WHAT NEEDS TO BE DONE: Reproduce each line that includes the word "Mean".

Dataset entries on figures:
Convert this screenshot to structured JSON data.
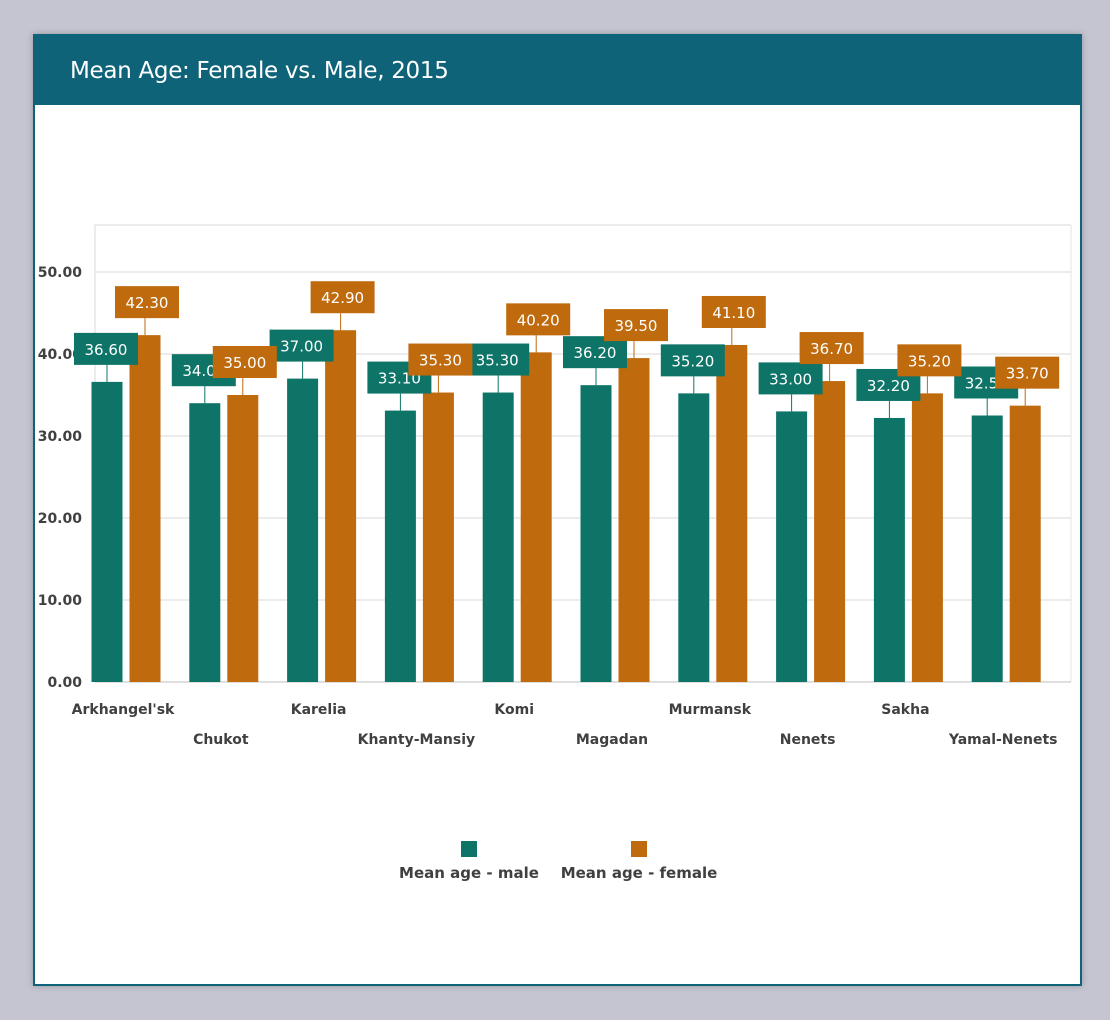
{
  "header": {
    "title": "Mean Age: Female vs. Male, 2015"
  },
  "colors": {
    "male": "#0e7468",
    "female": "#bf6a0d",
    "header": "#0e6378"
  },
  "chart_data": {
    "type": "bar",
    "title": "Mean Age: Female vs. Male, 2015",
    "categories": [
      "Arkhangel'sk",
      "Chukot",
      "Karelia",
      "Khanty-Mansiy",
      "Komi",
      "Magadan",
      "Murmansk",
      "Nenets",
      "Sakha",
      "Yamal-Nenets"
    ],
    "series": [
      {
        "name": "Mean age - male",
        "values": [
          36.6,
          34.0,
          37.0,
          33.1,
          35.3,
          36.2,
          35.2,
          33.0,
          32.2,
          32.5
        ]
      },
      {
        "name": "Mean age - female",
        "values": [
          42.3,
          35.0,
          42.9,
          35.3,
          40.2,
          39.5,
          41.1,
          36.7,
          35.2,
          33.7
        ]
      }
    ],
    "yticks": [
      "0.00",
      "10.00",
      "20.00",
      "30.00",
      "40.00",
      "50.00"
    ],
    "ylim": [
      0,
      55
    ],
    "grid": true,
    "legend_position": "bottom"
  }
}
---
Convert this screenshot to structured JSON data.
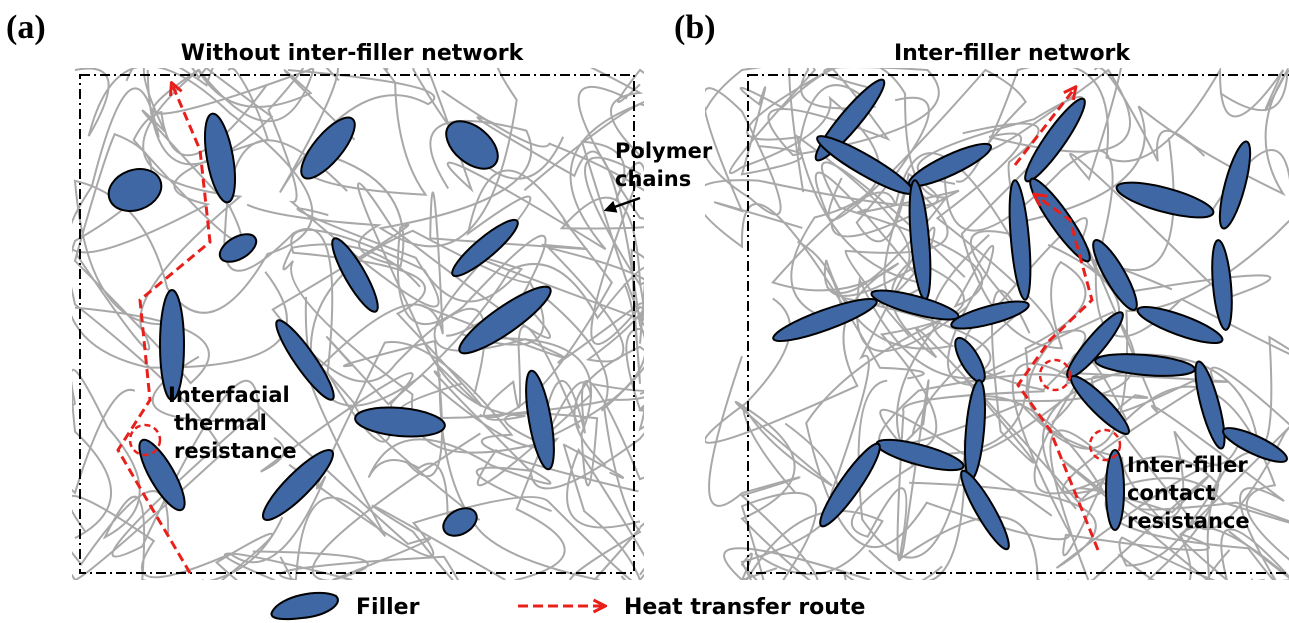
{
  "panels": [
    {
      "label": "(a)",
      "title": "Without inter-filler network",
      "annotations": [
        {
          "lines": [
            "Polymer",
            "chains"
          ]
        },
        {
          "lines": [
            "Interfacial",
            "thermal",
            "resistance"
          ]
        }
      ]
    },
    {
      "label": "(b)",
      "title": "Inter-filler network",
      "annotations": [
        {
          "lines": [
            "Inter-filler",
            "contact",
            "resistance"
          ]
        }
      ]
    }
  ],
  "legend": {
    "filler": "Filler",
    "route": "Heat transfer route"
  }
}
--
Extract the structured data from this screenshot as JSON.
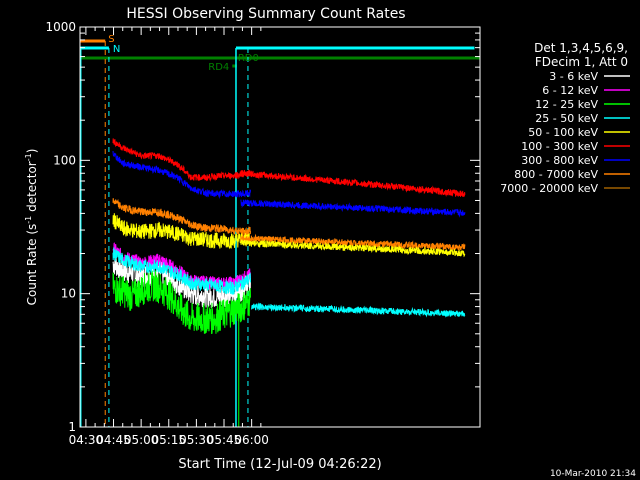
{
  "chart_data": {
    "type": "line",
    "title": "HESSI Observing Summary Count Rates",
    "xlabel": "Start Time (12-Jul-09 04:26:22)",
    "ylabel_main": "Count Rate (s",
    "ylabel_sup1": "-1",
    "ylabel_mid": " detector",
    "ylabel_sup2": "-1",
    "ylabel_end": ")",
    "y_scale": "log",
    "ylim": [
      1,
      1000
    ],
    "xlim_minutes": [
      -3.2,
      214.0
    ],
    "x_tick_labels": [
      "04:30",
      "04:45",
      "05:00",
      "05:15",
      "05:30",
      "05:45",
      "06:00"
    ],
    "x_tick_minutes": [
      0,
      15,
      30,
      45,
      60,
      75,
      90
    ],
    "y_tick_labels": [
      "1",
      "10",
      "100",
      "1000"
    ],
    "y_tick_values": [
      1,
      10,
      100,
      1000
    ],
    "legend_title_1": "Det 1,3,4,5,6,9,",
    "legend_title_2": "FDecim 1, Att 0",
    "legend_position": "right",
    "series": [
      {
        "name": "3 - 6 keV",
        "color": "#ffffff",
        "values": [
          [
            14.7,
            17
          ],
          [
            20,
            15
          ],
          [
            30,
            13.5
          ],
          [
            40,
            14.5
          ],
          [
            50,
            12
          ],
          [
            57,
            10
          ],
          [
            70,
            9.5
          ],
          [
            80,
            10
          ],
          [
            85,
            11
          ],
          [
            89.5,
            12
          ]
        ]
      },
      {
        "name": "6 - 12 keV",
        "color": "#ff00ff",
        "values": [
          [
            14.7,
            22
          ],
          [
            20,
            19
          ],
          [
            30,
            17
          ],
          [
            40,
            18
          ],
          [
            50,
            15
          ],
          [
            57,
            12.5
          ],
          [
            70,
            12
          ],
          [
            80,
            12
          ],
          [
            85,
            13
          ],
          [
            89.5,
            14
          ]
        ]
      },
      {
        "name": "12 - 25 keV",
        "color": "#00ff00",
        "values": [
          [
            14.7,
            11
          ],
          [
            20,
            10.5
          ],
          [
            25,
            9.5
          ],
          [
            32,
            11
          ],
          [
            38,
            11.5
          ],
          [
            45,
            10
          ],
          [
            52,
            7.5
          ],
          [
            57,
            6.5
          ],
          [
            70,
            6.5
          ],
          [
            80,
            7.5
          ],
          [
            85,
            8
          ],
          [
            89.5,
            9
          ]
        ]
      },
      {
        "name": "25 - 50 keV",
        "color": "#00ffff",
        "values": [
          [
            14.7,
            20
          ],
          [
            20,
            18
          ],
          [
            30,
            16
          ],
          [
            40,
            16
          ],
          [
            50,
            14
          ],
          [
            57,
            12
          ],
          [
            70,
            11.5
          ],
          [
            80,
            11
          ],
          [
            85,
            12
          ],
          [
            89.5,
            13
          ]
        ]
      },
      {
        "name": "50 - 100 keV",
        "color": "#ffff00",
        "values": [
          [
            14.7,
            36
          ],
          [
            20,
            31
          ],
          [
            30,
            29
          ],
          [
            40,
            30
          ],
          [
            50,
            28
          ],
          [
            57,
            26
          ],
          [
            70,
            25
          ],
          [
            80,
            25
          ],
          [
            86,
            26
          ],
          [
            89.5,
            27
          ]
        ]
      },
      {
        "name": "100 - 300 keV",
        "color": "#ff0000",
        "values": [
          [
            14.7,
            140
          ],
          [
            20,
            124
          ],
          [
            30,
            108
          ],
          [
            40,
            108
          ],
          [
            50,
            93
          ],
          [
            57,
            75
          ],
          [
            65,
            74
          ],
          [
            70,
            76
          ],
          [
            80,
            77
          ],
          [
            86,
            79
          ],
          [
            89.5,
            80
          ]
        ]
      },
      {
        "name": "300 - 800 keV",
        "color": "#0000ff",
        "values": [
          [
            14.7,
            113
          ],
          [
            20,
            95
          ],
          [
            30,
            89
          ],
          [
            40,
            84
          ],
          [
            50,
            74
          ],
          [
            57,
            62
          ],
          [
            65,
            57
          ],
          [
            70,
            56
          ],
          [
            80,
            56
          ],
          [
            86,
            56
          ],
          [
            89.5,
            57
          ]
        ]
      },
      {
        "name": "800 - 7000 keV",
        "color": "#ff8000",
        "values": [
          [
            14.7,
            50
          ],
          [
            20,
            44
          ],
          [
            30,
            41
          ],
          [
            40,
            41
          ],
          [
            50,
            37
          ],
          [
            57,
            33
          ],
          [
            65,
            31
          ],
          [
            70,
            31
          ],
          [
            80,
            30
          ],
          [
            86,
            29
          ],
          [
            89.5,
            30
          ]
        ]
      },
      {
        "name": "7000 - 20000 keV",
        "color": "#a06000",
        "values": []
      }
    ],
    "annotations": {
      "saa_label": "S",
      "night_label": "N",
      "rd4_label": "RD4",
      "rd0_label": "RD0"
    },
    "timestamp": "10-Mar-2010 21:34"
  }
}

RESPONSE TO THIS EXERCISE:
    "title": "Mean Age: Female vs. Male, 2015"
    "title": "Mean Age: Female vs. Male, 2015",
        "name": "Mean age - male",
        "name": "Mean age - female",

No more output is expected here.